Data listing:
-- -- --

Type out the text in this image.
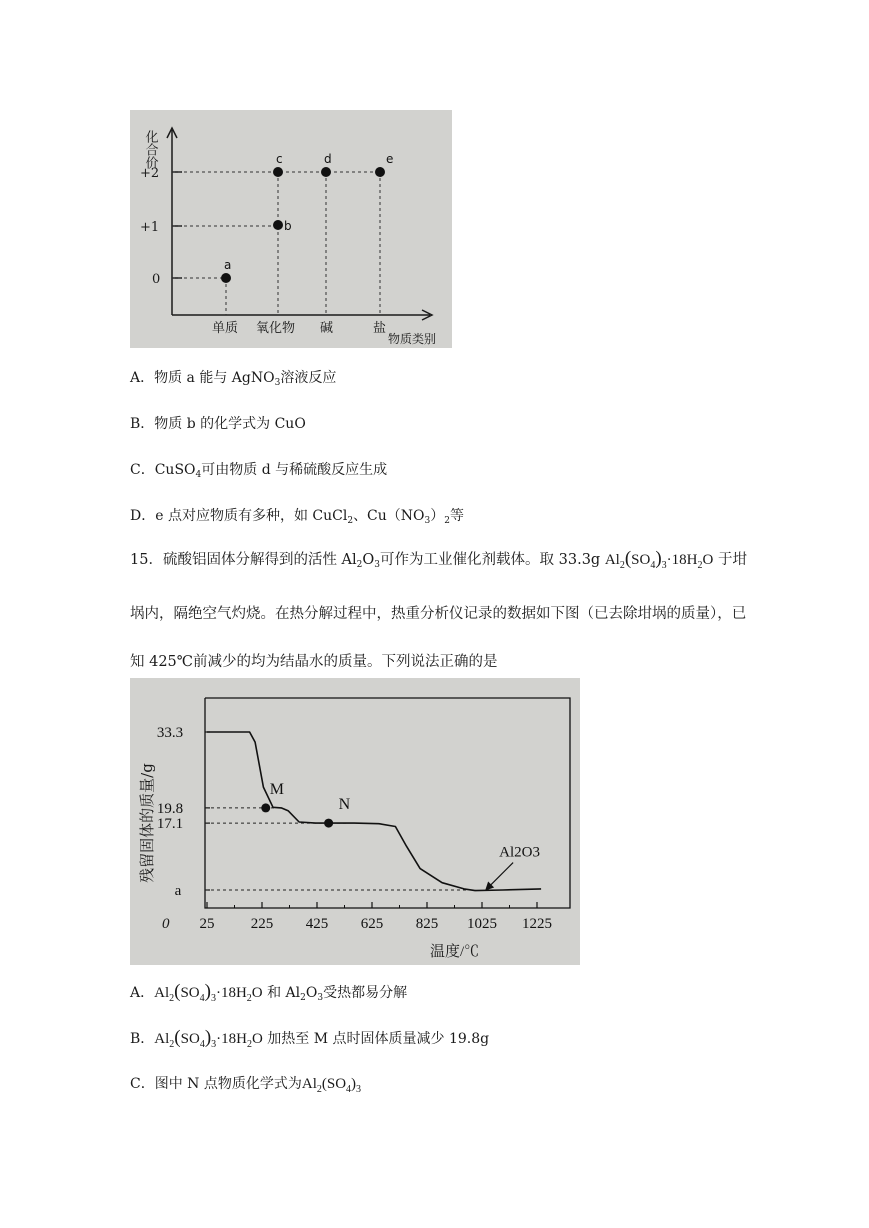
+2
+1
0
单质 氧化物 碱	盐
物质类别
化合价
a
b
c	d	e
A．物质 a 能与 AgNO$_3$溶液反应
B．物质 b 的化学式为 CuO
C．CuSO$_4$可由物质 d 与稀硫酸反应生成
D．e 点对应物质有多种，如 CuCl$_2$、$Cu(NO_3)_2$等
15．硫酸铝固体分解得到的活性 $Al_2O_3$可作为工业催化剂载体。取 33.3g $Al_2(SO_4)_3\cdot 18H_2O$ 于坩埚内，隔绝空气灼烧。在热分解过程中，热重分析仪记录的数据如下图（已去除坩埚的质量），已知 425℃前减少的均为结晶水的质量。下列说法正确的是
0
温度/℃
残留固体的质量/g
25 225 425 625 825 1025 1225
33.3
19.8
17.1
a
M
N
Al2O3
A．$Al_2(SO_4)_3\cdot 18H_2O$ 和 $Al_2O_3$受热都易分解
B．$Al_2(SO_4)_3\cdot 18H_2O$ 加热至 M 点时固体质量减少 19.8g
C．图中 N 点物质化学式为$Al_2(SO_4)_3$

-- -- --

→ Problem statement
Transcribe the complete set of entries verbatim. No pictures belong in the copy.

→ Solution to this task
Type out the text in this image.
+2
+1
0
单质 氧化物 碱	盐
物质类别
化合价
a
b
c	d	e
A．物质 a 能与 AgNO$_3$溶液反应
B．物质 b 的化学式为 CuO
C．CuSO$_4$可由物质 d 与稀硫酸反应生成
D．e 点对应物质有多种，如 CuCl$_2$、$Cu(NO_3)_2$等
15．硫酸铝固体分解得到的活性 $Al_2O_3$可作为工业催化剂载体。取 33.3g $Al_2(SO_4)_3\cdot 18H_2O$ 于坩埚内，隔绝空气灼烧。在热分解过程中，热重分析仪记录的数据如下图（已去除坩埚的质量），已知 425℃前减少的均为结晶水的质量。下列说法正确的是
0
温度/℃
残留固体的质量/g
25 225 425 625 825 1025 1225
33.3
19.8
17.1
a
M
N
Al2O3
A．$Al_2(SO_4)_3\cdot 18H_2O$ 和 $Al_2O_3$受热都易分解
B．$Al_2(SO_4)_3\cdot 18H_2O$ 加热至 M 点时固体质量减少 19.8g
C．图中 N 点物质化学式为$Al_2(SO_4)_3$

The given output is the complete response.